#### [Directions]
[1] Convert the records from the line with "Patent image size: (790, 495)." up to and including the line with "The uptake roll 20 is at (81, 352)." into a two-column CSV headed input and output, one row per record with its text and its answer, each in a single quoted field with line breaks replaced by spaces.
[2] Extend the blog post on methodologies for Talend projects from where it stops.

#### [Passage shown]
┌──

TALEND CONNECT 2018 : Get inspired by the movers and shakers in the big data world in NYC
Successful Methodologies with Talend
Successful Methodologies with Talend
For those who are familiar with my previous Talend blogs perhaps you’ve noticed that I like to talk about building better solutions through design patterns and best practices. My blogs also tend to be a bit long. Yet you read them; many thanks for that! This blog is going to focus on methodologies as they apply to Talend solutions. My hope is that at the end of it we all agree that any successful Talend project should use proper methodologies, or face the proverbial project crash and burn.
A stool needs 3 legs upon which it can stand, right? I believe that any software development project is like that stool. It too needs 3 legs, which are defined as:
- USE CASE - Well-defined business data/workflow requirements of a solution
- TECHNOLOGY - The tools with which we craft, deploy, and run the solution
- METHODOLOGY - A given way to do things that everyone agrees with
Software projects tend to focus only on the use case and technology stack, often ignoring methodologies. This, in my opinion, is a mistake and leads to painful results, or lack thereof. When planning for successful Talend projects, incorporating best practices for Job Design Patterns (JDP&BP) and Data Model Designs (DMD&BP) is a fundamental objective. These disciplines fall into the methodology leg of our proverbial stool. The foundational precepts discussed in my JDP&BP blogs suggest that consistency is perhaps the most important precept to apply. The reason is simple: even if you are doing something the wrong way, or let’s be nicer, not doing it the best way, then if it was being done the same way it is much easier to correct. I like that. Successful methodologies should, therefore, encapsulate consistency.

└──

#### [Data to use]

┌──

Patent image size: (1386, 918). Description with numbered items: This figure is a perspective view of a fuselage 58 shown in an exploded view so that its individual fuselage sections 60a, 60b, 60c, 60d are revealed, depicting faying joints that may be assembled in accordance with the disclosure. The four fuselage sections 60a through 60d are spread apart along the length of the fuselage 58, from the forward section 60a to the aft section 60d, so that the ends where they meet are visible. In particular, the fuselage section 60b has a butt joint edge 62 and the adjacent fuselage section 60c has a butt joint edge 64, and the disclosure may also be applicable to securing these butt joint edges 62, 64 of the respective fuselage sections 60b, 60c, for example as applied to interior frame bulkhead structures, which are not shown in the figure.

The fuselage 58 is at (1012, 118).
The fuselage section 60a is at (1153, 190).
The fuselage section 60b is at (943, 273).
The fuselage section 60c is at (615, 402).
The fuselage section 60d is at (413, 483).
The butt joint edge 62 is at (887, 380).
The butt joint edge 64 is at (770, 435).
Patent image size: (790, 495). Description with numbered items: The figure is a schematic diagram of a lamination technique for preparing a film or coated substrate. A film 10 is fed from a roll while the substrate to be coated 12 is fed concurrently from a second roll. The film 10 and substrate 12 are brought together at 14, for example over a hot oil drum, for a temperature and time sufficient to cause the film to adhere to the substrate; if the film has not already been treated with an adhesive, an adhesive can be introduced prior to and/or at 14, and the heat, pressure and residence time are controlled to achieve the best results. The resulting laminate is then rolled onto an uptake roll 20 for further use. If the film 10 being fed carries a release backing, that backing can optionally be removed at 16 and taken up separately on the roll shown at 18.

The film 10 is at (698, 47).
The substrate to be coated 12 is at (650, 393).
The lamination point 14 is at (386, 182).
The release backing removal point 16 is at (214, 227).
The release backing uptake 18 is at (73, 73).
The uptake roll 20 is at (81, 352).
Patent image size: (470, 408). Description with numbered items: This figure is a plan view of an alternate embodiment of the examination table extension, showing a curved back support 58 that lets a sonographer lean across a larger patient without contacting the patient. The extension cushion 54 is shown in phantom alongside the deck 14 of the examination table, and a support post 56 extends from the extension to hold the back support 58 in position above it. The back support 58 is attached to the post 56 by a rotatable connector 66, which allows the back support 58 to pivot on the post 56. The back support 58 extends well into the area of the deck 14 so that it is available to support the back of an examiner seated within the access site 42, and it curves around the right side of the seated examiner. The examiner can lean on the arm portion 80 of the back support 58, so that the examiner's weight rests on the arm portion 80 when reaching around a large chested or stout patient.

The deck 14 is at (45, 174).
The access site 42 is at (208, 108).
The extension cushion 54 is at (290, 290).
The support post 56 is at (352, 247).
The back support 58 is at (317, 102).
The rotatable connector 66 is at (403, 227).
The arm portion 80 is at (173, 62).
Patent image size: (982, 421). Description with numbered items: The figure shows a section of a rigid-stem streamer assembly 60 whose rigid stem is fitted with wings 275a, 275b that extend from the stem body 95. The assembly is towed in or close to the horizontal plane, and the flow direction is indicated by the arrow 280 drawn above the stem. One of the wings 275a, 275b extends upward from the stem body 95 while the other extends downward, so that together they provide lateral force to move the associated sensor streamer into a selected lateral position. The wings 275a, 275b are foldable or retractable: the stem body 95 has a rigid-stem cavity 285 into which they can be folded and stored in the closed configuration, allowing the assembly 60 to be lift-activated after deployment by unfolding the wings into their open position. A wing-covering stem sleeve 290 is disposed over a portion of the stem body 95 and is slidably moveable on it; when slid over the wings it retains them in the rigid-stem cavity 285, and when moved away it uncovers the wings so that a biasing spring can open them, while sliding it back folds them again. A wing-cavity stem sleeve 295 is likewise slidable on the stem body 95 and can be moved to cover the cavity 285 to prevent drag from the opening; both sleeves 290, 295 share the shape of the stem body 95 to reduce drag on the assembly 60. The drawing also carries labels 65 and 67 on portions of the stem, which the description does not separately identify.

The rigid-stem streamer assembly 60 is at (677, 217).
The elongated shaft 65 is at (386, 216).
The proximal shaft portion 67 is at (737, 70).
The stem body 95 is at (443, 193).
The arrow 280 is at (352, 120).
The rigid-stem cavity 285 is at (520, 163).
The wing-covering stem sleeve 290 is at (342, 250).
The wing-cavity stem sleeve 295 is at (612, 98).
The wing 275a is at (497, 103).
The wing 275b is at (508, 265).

└──

#### [Task results]
[1]
input,output
"Patent image size: (790, 495). Description with numbered items: The figure is a schematic diagram of a lamination technique for preparing a film or coated substrate. A film 10 is fed from a roll while the substrate to be coated 12 is fed concurrently from a second roll. The film 10 and substrate 12 are brought together at 14, for example over a hot oil drum, for a temperature and time sufficient to cause the film to adhere to the substrate; if the film has not already been treated with an adhesive, an adhesive can be introduced prior to and/or at 14, and the heat, pressure and residence time are controlled to achieve the best results. The resulting laminate is then rolled onto an uptake roll 20 for further use. If the film 10 being fed carries a release backing, that backing can optionally be removed at 16 and taken up separately on the roll shown at 18.","The film 10 is at (698, 47). The substrate to be coated 12 is at (650, 393). The lamination point 14 is at (386, 182). The release backing removal point 16 is at (214, 227). The release backing uptake 18 is at (73, 73). The uptake roll 20 is at (81, 352)."

[2]
3 Pillars of Success
Let’s take a closer look. Each leg of the stool is a pillar for success. Each pillar holds up its share of the load having a purpose to serve in the bigger picture. Software is not magic and understanding the evolution and life cycle from inception to deprecation is fundamental to any successful implementation. Hardly any serious developer ignores this, yet all too often they succumb to the business pressures and in most cases it is methodology that suffers the most. As methodologies are ignored, hidden long term costs skyrocket. The worst case scenario is a complete project failure; the best case is lower quality, loss of completive edge, and/or extended delivery dates.
So let’s get serious about this. Here is a starter outline to consider:
Modify these as needed; we all have different yet often similar requirements. Let’s continue.
What is a Successful Methodology?
Any successful methodology is one that is adopted and put into practice; nothing more, nothing less. When a software project team applies a methodology it then knows how it plans to achieve the desired results. Without a properly defined and adopted methodology, what we get is analogous to the ‘wild-wild west’, or ‘shoot-then-aim’ scenarios. Neither fosters success in any software project, IMHO! We must have that 3rd leg of the stool.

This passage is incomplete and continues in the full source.